What is required. Among the lines of this listing, determine how many contain the string "Other". Answer with the number only.

Records to process.
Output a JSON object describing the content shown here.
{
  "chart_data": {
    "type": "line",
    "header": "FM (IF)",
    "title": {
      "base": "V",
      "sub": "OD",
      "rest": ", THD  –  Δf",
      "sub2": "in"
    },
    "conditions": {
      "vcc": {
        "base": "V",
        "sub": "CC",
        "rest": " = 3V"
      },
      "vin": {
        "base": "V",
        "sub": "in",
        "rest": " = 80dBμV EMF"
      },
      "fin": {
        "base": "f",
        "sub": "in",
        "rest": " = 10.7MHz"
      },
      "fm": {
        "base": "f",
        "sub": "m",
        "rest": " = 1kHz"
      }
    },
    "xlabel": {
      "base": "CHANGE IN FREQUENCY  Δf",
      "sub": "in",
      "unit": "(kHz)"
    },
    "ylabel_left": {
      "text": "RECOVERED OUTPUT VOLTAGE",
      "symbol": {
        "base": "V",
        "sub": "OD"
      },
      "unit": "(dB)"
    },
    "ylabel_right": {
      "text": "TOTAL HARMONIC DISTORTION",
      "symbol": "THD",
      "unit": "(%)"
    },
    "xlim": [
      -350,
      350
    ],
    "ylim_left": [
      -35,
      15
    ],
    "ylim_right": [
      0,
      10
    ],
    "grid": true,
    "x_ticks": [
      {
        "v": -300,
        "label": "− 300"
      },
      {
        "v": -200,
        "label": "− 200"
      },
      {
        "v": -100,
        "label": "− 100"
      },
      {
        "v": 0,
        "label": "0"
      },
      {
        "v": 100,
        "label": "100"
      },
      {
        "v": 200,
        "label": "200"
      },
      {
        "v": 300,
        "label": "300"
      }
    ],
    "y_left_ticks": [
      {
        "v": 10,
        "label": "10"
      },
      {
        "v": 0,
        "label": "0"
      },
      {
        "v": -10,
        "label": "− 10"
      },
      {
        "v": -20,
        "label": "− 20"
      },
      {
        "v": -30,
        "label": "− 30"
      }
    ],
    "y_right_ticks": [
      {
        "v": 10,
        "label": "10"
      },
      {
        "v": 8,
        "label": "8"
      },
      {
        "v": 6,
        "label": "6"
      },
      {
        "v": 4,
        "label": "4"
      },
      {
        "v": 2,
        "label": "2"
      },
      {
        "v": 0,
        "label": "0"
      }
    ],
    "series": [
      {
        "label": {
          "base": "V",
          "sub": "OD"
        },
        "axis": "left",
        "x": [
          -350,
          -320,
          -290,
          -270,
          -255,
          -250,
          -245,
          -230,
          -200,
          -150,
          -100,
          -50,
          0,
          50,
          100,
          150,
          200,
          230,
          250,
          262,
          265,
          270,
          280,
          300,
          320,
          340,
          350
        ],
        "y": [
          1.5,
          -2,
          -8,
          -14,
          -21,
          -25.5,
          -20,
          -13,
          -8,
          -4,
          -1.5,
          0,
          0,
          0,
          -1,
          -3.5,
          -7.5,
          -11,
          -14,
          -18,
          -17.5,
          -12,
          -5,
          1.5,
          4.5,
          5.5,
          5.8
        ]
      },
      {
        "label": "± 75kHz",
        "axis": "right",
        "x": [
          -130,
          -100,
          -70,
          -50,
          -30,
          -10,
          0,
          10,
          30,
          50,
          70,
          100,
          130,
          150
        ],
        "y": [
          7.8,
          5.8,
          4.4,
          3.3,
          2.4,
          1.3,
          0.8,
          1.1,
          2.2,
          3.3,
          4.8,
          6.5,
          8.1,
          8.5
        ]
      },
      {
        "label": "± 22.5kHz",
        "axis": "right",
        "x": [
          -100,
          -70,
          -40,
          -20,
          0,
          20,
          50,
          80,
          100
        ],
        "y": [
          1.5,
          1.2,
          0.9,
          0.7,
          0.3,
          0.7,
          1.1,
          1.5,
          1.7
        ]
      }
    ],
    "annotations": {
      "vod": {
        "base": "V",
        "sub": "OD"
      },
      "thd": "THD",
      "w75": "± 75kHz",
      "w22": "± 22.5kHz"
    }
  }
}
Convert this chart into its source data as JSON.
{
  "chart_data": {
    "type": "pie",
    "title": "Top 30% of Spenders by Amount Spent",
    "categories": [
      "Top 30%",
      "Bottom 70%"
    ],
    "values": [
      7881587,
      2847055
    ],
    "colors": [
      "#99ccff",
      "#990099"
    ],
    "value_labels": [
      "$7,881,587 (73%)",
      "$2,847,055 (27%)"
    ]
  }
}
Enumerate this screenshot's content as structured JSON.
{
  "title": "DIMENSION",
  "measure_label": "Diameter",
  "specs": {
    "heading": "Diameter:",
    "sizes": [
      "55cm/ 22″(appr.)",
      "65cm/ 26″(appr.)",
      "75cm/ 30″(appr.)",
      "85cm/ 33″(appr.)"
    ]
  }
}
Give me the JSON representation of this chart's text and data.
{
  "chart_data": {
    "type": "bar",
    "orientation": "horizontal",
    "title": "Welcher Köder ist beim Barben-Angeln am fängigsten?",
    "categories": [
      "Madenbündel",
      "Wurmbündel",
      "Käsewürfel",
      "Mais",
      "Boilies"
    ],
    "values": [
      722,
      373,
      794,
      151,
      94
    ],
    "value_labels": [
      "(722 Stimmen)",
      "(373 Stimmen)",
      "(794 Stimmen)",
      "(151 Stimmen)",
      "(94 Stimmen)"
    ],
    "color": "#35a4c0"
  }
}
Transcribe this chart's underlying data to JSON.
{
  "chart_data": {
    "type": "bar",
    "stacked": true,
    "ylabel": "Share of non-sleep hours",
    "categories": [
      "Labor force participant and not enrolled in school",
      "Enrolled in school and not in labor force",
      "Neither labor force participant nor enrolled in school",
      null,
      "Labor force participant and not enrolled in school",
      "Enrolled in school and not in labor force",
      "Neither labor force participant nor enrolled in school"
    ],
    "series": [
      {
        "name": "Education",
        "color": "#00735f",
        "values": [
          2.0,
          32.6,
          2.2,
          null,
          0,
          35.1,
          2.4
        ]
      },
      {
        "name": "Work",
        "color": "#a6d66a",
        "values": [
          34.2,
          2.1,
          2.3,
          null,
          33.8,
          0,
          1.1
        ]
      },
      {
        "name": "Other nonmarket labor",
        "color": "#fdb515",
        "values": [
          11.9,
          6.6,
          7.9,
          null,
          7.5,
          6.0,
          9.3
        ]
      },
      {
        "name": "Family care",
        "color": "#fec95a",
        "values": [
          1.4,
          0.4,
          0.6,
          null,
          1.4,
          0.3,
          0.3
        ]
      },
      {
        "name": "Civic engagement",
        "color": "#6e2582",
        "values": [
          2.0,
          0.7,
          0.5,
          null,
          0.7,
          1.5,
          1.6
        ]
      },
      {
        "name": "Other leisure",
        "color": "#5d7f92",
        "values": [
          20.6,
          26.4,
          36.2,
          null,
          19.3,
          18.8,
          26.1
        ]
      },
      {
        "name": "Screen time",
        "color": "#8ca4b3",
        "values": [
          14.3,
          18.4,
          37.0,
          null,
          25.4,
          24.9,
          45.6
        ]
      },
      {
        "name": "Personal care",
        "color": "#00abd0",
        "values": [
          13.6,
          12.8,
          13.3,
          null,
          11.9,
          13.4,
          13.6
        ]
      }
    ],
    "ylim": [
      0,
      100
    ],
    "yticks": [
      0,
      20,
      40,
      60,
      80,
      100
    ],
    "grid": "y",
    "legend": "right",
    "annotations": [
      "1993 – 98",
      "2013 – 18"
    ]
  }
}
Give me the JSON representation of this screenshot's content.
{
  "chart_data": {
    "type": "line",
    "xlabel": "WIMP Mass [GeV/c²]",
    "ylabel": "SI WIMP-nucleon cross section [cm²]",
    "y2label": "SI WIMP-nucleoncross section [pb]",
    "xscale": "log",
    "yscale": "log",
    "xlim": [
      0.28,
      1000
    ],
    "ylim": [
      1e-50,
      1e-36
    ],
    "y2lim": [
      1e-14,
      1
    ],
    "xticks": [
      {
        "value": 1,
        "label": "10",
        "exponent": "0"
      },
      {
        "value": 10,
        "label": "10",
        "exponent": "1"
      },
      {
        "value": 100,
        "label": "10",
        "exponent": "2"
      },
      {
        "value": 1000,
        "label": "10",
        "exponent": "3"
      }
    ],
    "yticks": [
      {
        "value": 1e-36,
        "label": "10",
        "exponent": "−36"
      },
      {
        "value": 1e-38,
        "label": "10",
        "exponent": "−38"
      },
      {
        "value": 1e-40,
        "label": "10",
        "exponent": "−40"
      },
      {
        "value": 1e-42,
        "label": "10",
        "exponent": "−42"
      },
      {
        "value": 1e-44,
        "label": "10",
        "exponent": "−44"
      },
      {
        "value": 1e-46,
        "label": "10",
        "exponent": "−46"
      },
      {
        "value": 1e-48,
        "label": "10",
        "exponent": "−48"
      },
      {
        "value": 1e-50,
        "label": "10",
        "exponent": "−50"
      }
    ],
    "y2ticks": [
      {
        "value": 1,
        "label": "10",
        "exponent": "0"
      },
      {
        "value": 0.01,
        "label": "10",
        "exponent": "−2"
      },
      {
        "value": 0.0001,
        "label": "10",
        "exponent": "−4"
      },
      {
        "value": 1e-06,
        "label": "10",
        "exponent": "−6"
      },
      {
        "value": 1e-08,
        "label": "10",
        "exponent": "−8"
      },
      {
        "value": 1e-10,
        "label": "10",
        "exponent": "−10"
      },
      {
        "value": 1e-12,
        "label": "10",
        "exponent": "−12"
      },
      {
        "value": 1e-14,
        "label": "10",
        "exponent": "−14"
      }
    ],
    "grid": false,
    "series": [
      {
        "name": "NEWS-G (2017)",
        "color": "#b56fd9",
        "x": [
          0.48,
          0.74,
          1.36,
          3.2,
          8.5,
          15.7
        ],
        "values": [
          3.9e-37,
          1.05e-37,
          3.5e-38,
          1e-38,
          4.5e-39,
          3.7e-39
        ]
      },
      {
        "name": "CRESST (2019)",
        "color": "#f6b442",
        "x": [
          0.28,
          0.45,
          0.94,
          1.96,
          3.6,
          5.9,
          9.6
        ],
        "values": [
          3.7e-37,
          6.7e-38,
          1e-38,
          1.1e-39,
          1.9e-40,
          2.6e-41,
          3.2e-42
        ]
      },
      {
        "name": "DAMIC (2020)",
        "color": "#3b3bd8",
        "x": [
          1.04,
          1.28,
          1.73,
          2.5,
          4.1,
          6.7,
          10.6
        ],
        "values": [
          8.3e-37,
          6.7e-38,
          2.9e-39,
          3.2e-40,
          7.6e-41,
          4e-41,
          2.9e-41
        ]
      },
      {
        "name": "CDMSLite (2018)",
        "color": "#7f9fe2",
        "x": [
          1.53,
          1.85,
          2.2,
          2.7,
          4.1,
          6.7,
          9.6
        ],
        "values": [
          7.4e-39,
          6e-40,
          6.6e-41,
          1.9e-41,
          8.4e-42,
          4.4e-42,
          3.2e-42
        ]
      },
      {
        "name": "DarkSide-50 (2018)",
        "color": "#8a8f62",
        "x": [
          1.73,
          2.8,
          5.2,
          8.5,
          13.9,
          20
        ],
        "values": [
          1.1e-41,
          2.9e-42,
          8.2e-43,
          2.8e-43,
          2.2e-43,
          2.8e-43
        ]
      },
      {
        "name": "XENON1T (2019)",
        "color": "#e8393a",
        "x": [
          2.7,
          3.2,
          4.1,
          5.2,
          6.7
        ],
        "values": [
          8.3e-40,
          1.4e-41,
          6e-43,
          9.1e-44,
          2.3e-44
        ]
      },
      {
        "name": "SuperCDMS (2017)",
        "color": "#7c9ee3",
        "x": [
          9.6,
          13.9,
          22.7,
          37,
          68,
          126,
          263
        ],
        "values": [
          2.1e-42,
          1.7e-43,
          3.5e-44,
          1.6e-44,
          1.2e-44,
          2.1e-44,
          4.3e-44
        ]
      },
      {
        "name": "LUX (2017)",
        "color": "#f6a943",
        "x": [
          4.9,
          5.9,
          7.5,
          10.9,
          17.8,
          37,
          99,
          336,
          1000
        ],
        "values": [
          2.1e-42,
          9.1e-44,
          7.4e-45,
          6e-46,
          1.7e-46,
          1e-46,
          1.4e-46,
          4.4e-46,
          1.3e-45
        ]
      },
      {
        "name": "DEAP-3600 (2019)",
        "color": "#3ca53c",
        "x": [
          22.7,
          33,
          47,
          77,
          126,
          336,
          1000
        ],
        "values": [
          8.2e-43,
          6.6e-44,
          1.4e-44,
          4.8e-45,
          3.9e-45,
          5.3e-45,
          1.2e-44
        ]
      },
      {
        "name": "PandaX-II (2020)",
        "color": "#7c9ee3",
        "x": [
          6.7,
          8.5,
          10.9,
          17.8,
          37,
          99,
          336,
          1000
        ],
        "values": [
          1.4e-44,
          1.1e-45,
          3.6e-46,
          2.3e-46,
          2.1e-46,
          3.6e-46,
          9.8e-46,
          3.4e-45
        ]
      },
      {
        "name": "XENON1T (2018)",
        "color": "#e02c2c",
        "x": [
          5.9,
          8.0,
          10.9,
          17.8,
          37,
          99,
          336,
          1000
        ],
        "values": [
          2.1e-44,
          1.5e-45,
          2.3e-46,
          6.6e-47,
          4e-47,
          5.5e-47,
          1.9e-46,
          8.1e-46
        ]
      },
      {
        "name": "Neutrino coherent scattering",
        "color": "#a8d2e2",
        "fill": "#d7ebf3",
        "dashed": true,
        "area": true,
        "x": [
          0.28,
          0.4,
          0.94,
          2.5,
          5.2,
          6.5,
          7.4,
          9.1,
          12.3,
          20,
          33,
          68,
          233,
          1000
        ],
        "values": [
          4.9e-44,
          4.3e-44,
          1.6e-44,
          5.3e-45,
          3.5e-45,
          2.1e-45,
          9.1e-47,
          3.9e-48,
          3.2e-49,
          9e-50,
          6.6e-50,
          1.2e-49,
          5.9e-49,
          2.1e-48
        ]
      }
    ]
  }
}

Full solution. 2